start Given data

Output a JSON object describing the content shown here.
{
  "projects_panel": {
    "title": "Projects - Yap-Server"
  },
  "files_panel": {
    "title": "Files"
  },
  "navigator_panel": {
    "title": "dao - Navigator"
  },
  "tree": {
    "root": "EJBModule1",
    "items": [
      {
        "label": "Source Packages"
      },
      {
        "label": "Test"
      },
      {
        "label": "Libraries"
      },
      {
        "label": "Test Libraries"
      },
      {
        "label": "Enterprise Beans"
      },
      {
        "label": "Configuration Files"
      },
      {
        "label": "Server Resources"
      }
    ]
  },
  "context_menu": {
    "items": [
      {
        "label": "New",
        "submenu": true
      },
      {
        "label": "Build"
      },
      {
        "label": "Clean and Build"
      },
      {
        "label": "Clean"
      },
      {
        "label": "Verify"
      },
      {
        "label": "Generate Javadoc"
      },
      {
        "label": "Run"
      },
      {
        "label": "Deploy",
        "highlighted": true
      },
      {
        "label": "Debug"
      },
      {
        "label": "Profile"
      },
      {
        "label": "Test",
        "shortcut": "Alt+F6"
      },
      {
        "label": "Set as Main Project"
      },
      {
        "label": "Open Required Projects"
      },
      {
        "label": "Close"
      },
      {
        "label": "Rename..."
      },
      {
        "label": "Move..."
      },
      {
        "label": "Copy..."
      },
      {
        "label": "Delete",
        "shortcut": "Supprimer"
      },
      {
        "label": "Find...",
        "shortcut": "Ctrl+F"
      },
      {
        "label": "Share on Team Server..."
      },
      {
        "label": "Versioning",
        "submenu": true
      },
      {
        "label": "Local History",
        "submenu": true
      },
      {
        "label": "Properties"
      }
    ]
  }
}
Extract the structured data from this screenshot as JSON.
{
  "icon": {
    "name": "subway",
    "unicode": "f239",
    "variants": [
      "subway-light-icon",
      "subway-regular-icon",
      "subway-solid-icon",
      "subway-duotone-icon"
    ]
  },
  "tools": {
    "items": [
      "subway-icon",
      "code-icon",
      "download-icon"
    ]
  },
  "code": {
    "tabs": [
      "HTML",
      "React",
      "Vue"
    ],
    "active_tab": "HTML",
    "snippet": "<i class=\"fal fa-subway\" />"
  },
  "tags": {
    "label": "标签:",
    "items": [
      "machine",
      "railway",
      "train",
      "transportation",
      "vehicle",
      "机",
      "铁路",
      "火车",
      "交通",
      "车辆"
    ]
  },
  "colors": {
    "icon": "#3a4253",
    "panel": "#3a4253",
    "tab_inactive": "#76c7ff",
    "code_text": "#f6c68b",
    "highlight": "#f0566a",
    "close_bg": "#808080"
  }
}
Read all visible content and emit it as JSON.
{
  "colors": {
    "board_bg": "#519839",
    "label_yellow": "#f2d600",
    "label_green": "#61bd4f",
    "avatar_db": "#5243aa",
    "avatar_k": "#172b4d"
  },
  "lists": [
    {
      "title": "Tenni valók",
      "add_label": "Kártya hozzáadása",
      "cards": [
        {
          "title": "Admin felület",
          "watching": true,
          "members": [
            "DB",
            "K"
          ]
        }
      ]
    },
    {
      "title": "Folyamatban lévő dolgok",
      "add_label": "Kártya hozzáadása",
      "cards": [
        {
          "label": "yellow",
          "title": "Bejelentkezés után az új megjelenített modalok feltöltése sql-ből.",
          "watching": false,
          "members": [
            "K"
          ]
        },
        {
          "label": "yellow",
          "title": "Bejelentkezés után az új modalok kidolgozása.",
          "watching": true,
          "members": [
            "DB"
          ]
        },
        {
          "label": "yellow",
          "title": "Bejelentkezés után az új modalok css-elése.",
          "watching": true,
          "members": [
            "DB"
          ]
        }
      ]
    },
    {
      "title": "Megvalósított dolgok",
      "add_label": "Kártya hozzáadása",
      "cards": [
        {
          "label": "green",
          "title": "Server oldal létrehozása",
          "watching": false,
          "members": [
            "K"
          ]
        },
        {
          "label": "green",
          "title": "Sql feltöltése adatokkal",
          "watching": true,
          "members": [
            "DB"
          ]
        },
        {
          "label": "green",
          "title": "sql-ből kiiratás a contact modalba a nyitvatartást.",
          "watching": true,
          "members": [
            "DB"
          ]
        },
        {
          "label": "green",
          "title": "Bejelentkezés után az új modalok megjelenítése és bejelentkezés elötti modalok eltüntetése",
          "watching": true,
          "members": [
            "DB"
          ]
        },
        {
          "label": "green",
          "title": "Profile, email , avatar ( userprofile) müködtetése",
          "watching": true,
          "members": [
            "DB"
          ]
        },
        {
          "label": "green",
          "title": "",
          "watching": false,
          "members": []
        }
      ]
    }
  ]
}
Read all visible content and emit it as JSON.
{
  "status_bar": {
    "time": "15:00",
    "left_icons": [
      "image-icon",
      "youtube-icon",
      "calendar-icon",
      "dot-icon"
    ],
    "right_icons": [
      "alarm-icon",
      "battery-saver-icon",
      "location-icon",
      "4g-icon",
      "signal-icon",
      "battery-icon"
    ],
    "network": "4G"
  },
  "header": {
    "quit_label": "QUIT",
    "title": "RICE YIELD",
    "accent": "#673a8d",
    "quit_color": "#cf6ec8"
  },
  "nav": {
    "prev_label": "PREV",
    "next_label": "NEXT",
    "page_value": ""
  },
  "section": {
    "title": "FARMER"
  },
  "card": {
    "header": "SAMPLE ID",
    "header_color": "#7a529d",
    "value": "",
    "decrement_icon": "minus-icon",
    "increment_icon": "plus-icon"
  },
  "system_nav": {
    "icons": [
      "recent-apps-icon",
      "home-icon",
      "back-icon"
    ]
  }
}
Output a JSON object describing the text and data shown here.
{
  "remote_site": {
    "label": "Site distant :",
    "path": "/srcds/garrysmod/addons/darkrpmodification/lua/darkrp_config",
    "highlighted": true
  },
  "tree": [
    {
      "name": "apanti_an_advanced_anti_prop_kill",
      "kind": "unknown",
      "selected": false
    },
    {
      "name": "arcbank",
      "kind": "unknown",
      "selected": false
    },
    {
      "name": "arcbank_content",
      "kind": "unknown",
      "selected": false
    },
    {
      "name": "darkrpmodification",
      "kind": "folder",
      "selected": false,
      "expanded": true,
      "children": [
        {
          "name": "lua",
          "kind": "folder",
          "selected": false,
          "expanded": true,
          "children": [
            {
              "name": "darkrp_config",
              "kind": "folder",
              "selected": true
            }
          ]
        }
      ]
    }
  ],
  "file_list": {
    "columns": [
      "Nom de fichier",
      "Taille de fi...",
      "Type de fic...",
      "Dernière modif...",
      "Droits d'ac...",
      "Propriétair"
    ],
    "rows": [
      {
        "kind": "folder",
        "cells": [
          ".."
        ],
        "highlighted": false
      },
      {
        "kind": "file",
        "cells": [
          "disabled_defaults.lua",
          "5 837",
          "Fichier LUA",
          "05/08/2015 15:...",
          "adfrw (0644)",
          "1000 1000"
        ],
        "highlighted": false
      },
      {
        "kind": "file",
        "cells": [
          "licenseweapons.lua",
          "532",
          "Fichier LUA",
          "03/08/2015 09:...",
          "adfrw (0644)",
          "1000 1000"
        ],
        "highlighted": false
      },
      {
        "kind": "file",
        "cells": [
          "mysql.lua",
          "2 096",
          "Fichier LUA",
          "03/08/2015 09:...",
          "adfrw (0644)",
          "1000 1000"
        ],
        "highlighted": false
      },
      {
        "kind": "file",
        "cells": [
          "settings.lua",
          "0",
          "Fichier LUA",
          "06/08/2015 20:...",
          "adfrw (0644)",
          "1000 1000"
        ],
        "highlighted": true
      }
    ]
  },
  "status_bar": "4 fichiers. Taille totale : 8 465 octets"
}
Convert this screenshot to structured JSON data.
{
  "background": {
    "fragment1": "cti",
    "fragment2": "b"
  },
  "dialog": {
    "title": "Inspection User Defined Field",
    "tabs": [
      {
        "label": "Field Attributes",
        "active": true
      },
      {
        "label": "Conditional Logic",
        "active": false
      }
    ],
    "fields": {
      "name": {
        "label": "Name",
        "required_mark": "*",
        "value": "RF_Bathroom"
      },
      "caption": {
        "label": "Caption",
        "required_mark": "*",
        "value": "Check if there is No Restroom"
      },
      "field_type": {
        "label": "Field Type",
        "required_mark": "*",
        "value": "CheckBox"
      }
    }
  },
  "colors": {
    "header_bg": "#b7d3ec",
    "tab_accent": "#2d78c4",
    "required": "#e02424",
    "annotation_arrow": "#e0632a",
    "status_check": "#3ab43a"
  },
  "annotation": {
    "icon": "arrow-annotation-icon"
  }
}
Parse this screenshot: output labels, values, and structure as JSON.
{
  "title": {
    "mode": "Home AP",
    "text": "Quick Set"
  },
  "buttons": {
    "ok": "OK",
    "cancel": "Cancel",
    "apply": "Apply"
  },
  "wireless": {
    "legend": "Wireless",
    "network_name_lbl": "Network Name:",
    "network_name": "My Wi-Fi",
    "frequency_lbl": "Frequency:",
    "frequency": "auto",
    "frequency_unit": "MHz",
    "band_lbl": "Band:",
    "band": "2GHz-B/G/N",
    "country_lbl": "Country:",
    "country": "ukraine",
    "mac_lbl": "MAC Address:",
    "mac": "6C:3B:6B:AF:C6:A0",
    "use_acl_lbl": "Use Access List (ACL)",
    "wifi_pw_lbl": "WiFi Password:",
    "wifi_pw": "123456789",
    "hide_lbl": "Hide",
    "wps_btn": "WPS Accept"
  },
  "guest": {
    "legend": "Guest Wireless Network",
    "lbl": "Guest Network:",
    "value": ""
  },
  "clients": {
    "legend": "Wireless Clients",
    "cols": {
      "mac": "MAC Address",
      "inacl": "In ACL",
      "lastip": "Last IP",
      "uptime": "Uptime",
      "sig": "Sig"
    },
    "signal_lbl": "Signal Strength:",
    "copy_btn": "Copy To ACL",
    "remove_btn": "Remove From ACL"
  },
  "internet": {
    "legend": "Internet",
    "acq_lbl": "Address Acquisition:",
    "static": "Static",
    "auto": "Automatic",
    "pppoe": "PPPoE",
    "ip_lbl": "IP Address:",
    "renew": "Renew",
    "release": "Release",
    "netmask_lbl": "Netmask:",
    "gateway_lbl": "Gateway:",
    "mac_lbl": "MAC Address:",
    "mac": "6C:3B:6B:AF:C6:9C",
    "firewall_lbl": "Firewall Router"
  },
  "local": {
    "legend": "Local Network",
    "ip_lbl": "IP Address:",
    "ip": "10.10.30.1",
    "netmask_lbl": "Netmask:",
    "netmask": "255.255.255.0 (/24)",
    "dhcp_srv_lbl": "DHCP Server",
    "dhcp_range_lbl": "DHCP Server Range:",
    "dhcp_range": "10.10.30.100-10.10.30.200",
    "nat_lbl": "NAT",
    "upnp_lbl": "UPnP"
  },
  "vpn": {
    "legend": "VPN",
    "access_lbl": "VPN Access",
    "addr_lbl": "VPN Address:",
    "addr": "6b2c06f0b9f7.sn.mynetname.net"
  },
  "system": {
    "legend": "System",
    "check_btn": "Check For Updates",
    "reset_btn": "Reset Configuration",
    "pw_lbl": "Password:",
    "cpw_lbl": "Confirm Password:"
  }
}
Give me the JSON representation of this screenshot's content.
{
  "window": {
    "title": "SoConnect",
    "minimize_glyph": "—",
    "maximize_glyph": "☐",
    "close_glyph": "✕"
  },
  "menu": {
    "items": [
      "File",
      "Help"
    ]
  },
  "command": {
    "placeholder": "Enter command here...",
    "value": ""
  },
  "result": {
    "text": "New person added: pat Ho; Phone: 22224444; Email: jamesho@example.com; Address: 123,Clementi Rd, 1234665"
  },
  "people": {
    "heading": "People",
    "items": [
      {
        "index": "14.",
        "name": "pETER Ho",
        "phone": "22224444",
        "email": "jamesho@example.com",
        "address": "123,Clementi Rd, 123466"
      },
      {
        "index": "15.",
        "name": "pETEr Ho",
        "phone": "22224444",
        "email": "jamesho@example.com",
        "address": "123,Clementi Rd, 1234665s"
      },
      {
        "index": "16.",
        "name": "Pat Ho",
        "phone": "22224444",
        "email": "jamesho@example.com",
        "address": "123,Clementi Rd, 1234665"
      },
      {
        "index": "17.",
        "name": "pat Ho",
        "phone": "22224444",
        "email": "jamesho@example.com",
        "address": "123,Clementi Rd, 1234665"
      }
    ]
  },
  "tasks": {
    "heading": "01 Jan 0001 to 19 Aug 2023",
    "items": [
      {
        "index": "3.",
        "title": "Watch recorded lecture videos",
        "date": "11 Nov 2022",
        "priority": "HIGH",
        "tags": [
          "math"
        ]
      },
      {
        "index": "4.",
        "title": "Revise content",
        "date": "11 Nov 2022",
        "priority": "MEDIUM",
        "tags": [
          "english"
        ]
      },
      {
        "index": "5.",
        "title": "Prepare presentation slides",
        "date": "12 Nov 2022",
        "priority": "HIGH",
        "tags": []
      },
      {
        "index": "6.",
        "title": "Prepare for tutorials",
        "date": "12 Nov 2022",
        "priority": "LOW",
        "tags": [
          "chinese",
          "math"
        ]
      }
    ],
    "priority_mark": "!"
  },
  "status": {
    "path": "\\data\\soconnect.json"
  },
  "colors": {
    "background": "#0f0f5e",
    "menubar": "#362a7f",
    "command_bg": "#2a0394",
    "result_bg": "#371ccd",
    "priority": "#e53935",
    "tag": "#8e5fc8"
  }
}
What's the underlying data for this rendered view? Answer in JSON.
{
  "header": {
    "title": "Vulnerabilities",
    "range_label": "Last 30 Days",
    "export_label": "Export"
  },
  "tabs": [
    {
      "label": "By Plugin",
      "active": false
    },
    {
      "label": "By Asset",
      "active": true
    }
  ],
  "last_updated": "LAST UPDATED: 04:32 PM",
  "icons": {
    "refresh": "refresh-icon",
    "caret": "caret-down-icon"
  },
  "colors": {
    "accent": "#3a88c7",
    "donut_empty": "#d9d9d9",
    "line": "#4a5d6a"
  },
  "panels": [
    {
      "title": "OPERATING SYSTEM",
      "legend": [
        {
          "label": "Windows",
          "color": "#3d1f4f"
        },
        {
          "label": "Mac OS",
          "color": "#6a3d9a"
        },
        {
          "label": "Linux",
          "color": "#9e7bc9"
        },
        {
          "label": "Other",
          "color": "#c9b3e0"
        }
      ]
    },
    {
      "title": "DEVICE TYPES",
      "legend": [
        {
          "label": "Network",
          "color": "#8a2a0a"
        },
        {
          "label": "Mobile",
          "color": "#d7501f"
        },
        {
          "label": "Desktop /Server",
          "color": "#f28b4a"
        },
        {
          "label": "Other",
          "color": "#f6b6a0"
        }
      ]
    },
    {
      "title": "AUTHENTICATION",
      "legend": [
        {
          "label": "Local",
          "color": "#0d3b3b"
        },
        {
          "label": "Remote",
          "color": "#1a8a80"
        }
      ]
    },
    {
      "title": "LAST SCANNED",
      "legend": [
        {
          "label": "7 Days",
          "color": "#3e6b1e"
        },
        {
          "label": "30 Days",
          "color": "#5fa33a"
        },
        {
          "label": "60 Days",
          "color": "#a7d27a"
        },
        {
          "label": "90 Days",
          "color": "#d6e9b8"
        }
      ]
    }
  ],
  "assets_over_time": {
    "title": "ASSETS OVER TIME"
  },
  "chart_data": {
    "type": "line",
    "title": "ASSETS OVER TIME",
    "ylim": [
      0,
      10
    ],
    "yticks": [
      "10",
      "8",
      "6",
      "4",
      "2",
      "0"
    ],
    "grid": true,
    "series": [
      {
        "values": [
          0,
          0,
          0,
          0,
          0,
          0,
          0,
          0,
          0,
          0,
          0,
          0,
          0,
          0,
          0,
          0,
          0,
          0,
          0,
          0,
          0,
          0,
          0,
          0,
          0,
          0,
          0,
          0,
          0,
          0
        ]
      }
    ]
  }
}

end Given data

Exercise description »
From the data above, copy out every line with the string "Clementi" in it.

Reply »
    "text": "New person added: pat Ho; Phone: 22224444; Email: jamesho@example.com; Address: 123,Clementi Rd, 1234665"
        "address": "123,Clementi Rd, 123466"
        "address": "123,Clementi Rd, 1234665s"
        "address": "123,Clementi Rd, 1234665"
        "address": "123,Clementi Rd, 1234665"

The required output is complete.